Problem requirements | Output every line below exactly.

Exercise inputs |

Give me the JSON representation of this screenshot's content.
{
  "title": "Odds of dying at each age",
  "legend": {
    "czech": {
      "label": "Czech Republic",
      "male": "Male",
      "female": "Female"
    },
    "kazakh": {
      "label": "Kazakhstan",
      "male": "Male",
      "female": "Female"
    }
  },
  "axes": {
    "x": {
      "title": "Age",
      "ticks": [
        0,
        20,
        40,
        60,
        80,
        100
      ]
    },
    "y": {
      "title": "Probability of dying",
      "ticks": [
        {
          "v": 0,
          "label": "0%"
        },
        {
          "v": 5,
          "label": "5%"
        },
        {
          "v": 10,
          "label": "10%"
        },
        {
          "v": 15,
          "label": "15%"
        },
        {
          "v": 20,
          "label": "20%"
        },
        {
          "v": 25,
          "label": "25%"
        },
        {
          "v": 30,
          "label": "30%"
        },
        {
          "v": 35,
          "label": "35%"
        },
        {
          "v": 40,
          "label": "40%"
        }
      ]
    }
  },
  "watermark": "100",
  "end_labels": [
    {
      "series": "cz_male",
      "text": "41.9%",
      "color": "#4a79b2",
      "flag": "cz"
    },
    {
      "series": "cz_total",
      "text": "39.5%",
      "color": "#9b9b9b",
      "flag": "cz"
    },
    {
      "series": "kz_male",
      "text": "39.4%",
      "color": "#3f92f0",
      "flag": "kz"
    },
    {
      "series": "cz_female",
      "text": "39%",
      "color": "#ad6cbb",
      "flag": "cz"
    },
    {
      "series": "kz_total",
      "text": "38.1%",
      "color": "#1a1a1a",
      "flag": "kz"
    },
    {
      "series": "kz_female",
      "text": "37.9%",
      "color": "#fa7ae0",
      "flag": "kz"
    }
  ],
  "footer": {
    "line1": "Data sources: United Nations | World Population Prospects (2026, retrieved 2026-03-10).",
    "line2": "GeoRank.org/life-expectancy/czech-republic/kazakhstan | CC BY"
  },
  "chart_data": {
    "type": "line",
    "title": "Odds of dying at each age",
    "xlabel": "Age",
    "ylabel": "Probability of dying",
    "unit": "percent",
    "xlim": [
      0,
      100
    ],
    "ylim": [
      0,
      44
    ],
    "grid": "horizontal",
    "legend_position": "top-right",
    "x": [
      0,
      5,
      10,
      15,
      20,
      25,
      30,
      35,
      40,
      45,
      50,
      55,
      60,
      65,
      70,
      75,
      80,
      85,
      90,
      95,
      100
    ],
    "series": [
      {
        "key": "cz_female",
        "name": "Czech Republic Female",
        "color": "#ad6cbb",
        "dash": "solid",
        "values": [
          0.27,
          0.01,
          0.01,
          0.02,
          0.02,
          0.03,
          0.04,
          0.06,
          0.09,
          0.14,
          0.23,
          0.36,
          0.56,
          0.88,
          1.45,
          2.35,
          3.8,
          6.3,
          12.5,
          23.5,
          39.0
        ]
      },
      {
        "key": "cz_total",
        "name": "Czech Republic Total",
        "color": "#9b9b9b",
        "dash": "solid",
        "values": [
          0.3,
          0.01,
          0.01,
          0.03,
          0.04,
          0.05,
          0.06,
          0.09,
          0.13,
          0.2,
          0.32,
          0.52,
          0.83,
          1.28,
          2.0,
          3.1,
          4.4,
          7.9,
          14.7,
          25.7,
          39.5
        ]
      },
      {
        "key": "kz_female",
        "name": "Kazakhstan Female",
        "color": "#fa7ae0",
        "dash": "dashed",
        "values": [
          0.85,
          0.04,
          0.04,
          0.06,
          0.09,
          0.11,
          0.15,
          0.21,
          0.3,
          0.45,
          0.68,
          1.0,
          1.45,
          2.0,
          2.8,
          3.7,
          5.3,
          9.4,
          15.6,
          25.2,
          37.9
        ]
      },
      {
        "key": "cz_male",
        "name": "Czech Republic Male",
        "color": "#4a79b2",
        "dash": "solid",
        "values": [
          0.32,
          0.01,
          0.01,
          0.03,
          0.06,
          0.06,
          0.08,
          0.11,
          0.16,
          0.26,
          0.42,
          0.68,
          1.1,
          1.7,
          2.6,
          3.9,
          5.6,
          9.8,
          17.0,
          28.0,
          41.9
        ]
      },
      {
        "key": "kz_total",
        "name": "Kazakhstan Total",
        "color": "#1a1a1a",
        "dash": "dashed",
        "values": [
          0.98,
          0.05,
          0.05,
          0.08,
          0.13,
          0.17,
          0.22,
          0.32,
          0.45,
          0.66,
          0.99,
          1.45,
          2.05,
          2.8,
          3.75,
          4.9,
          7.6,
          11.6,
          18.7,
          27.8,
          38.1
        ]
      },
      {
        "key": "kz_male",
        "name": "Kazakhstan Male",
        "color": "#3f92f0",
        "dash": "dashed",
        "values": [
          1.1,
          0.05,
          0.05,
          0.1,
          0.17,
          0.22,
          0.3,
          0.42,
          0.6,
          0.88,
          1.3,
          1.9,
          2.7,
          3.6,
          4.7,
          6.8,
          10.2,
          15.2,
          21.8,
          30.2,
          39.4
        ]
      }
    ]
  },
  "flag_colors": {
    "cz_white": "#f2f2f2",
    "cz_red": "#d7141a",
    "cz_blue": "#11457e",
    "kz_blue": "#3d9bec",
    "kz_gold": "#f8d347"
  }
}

Solved problem |
Give me the JSON representation of this screenshot's content.
{
  "title": "Odds of dying at each age",
  "legend": {
    "czech": {
      "label": "Czech Republic",
      "male": "Male",
      "female": "Female"
    },
    "kazakh": {
      "label": "Kazakhstan",
      "male": "Male",
      "female": "Female"
    }
  },
  "axes": {
    "x": {
      "title": "Age",
      "ticks": [
        0,
        20,
        40,
        60,
        80,
        100
      ]
    },
    "y": {
      "title": "Probability of dying",
      "ticks": [
        {
          "v": 0,
          "label": "0%"
        },
        {
          "v": 5,
          "label": "5%"
        },
        {
          "v": 10,
          "label": "10%"
        },
        {
          "v": 15,
          "label": "15%"
        },
        {
          "v": 20,
          "label": "20%"
        },
        {
          "v": 25,
          "label": "25%"
        },
        {
          "v": 30,
          "label": "30%"
        },
        {
          "v": 35,
          "label": "35%"
        },
        {
          "v": 40,
          "label": "40%"
        }
      ]
    }
  },
  "watermark": "100",
  "end_labels": [
    {
      "series": "cz_male",
      "text": "41.9%",
      "color": "#4a79b2",
      "flag": "cz"
    },
    {
      "series": "cz_total",
      "text": "39.5%",
      "color": "#9b9b9b",
      "flag": "cz"
    },
    {
      "series": "kz_male",
      "text": "39.4%",
      "color": "#3f92f0",
      "flag": "kz"
    },
    {
      "series": "cz_female",
      "text": "39%",
      "color": "#ad6cbb",
      "flag": "cz"
    },
    {
      "series": "kz_total",
      "text": "38.1%",
      "color": "#1a1a1a",
      "flag": "kz"
    },
    {
      "series": "kz_female",
      "text": "37.9%",
      "color": "#fa7ae0",
      "flag": "kz"
    }
  ],
  "footer": {
    "line1": "Data sources: United Nations | World Population Prospects (2026, retrieved 2026-03-10).",
    "line2": "GeoRank.org/life-expectancy/czech-republic/kazakhstan | CC BY"
  },
  "chart_data": {
    "type": "line",
    "title": "Odds of dying at each age",
    "xlabel": "Age",
    "ylabel": "Probability of dying",
    "unit": "percent",
    "xlim": [
      0,
      100
    ],
    "ylim": [
      0,
      44
    ],
    "grid": "horizontal",
    "legend_position": "top-right",
    "x": [
      0,
      5,
      10,
      15,
      20,
      25,
      30,
      35,
      40,
      45,
      50,
      55,
      60,
      65,
      70,
      75,
      80,
      85,
      90,
      95,
      100
    ],
    "series": [
      {
        "key": "cz_female",
        "name": "Czech Republic Female",
        "color": "#ad6cbb",
        "dash": "solid",
        "values": [
          0.27,
          0.01,
          0.01,
          0.02,
          0.02,
          0.03,
          0.04,
          0.06,
          0.09,
          0.14,
          0.23,
          0.36,
          0.56,
          0.88,
          1.45,
          2.35,
          3.8,
          6.3,
          12.5,
          23.5,
          39.0
        ]
      },
      {
        "key": "cz_total",
        "name": "Czech Republic Total",
        "color": "#9b9b9b",
        "dash": "solid",
        "values": [
          0.3,
          0.01,
          0.01,
          0.03,
          0.04,
          0.05,
          0.06,
          0.09,
          0.13,
          0.2,
          0.32,
          0.52,
          0.83,
          1.28,
          2.0,
          3.1,
          4.4,
          7.9,
          14.7,
          25.7,
          39.5
        ]
      },
      {
        "key": "kz_female",
        "name": "Kazakhstan Female",
        "color": "#fa7ae0",
        "dash": "dashed",
        "values": [
          0.85,
          0.04,
          0.04,
          0.06,
          0.09,
          0.11,
          0.15,
          0.21,
          0.3,
          0.45,
          0.68,
          1.0,
          1.45,
          2.0,
          2.8,
          3.7,
          5.3,
          9.4,
          15.6,
          25.2,
          37.9
        ]
      },
      {
        "key": "cz_male",
        "name": "Czech Republic Male",
        "color": "#4a79b2",
        "dash": "solid",
        "values": [
          0.32,
          0.01,
          0.01,
          0.03,
          0.06,
          0.06,
          0.08,
          0.11,
          0.16,
          0.26,
          0.42,
          0.68,
          1.1,
          1.7,
          2.6,
          3.9,
          5.6,
          9.8,
          17.0,
          28.0,
          41.9
        ]
      },
      {
        "key": "kz_total",
        "name": "Kazakhstan Total",
        "color": "#1a1a1a",
        "dash": "dashed",
        "values": [
          0.98,
          0.05,
          0.05,
          0.08,
          0.13,
          0.17,
          0.22,
          0.32,
          0.45,
          0.66,
          0.99,
          1.45,
          2.05,
          2.8,
          3.75,
          4.9,
          7.6,
          11.6,
          18.7,
          27.8,
          38.1
        ]
      },
      {
        "key": "kz_male",
        "name": "Kazakhstan Male",
        "color": "#3f92f0",
        "dash": "dashed",
        "values": [
          1.1,
          0.05,
          0.05,
          0.1,
          0.17,
          0.22,
          0.3,
          0.42,
          0.6,
          0.88,
          1.3,
          1.9,
          2.7,
          3.6,
          4.7,
          6.8,
          10.2,
          15.2,
          21.8,
          30.2,
          39.4
        ]
      }
    ]
  },
  "flag_colors": {
    "cz_white": "#f2f2f2",
    "cz_red": "#d7141a",
    "cz_blue": "#11457e",
    "kz_blue": "#3d9bec",
    "kz_gold": "#f8d347"
  }
}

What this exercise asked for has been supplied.